CONSIGNES:
1. Recopiez à l'identique le passage de l'extrait fourni qui va de « Il n’est pas » à « gagné en 2016 ? ».
2. D'après l'extrait fourni, qui est l'ennemi de Donald Trump ?

Il n’est pas difficile de se faire une idée sur sa réélection. Aujourd’hui, la plupart des spécialistes et observateurs pensent qu’il va être réélu. Dans sa position, c’est-à-dire celle d’un président sortant qui réussit de façon phénoménale dans le domaine économique, qui a un socle fort et n’a pas plus de problèmes particuliers sur sa présidence, il devrait être réélu. Maintenant, je pense qu’il est absolument redoutable et que l’ennemi de Donald Trump, c’est lui-même. Je pense qu’il fera capoter sa propre réélection.

Les cinq éléments à surveiller pour mesurer ses chances

Les états où il a gagné en 2016 ?

DONNÉES FOURNIES:
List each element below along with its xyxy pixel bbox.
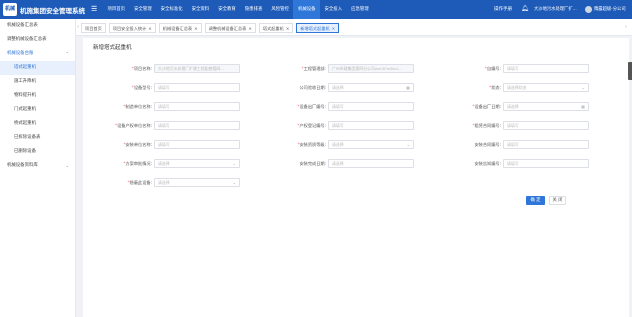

CORRIGÉ:
1.
Il n’est pas difficile de se faire une idée sur sa réélection. Aujourd’hui, la plupart des spécialistes et observateurs pensent qu’il va être réélu. Dans sa position, c’est-à-dire celle d’un président sortant qui réussit de façon phénoménale dans le domaine économique, qui a un socle fort et n’a pas plus de problèmes particuliers sur sa présidence, il devrait être réélu. Maintenant, je pense qu’il est absolument redoutable et que l’ennemi de Donald Trump, c’est lui-même. Je pense qu’il fera capoter sa propre réélection.

Les cinq éléments à surveiller pour mesurer ses chances

Les états où il a gagné en 2016 ?

2. L'ennemi de Donald Trump, c'est lui-même.